=== 练习说明 ===
[a] 请一字不差地抄写语音识别实践一文中的一段：从含有“基于华为云 ModelArts 深度学习算法的语音识别实践”的文字开始，到“备OBS准备Model...”为止。
[b] 语音识别实践一文提到了整个处理流程所包括的几个环节，请把这些环节全部列出来。
[c] 请接着语音识别实践一文的最后一句往下续写。

=== 阅读文段 ===
+ + + + + + +

基于华为云 ModelArts 深度学习算法的语音识别实践
【摘要】 前言利用新型的人工智能(深度学习)算法,结合清华大学开源语音数据集THCHS30进行语音识别的实战演练,让使用者在了解语音识别基本的原理与实战的同时,更好的了解人工智能的相关内容与应用。通过这个实践可以了解如何使用Keras和Tensorflow构建DFCNN的语音识别神经网络,并且熟悉整个处理流程,包括数据预处理、模型训练、模型保存和模型预测等环节。实践流程基础环境准备OBS准备Model...
前言
利用新型的人工智能(深度学习)算法,结合清华大学开源语音数据集THCHS30进行语音识别的实战演练,让使用者在了解语音识别基本的原理与实战的同时,更好的了解人工智能的相关内容与应用。通过这个实践可以了解如何使用Keras和Tensorflow构建DFCNN的语音识别神经网络,并且熟悉整个处理流程,包括数据预处理、模型训练、模型保存和模型预测等环节。

+ + + + + + +

=== 数据摘录 ===
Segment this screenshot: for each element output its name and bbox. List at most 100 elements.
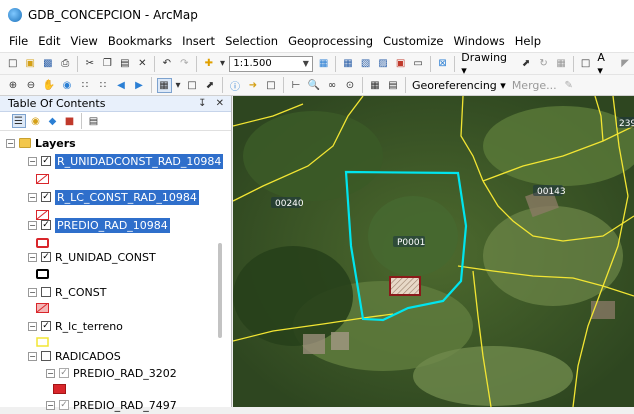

+ + + + + + +

=== 各题答案 ===
[a]
基于华为云 ModelArts 深度学习算法的语音识别实践
【摘要】 前言利用新型的人工智能(深度学习)算法,结合清华大学开源语音数据集THCHS30进行语音识别的实战演练,让使用者在了解语音识别基本的原理与实战的同时,更好的了解人工智能的相关内容与应用。通过这个实践可以了解如何使用Keras和Tensorflow构建DFCNN的语音识别神经网络,并且熟悉整个处理流程,包括数据预处理、模型训练、模型保存和模型预测等环节。实践流程基础环境准备OBS准备Model...

[b] 数据预处理、模型训练、模型保存、模型预测

[c]
实践流程
- 基础环境准备
- OBS准备
- ModelArts应用
- 开始语音识别操作
- 开始语言模型操作
1.基础环境准备
在使用 ModelArts 进行 AI 开发前,需先完成以下基础操作哦(如有已完成部分,请忽略),主要分为4步(注册–>实名认证–>服务授权–>领代金券):
- 使用手机号注册华为云账号:点击注册
- 点此去完成实名认证,账号类型选"个人",个人认证类型推荐使用"扫码认证"。
- 点此进入 ModelArts 控制台数据管理页面,上方会提示访问授权,点击【服务授权】按钮,按下图顺序操作:
- 进入 ModelArts 控制台首页,如下图,点击页面上的"彩蛋",领取新手福利代金券!后续步骤可能会产生资源消耗费用,请务必领取。
以上操作,也提供了详细的视频教程,点此查看:ModelArts环境配置
基于深度学习算法的语音识别具体步骤
什么是OBS?
对象存储服务(Object Storage Service,OBS) 是一个基于对象的海量存储服务,为客户提供海量、安全、高可靠、低成本的数据存储能力,包括:创建、修改、删除桶,上传、下载、删除对象等。
2.OBS准备
1).将本地准备的data.zip和语音数据包data_thchs30.tar上传到OBS中,为后续步骤准备。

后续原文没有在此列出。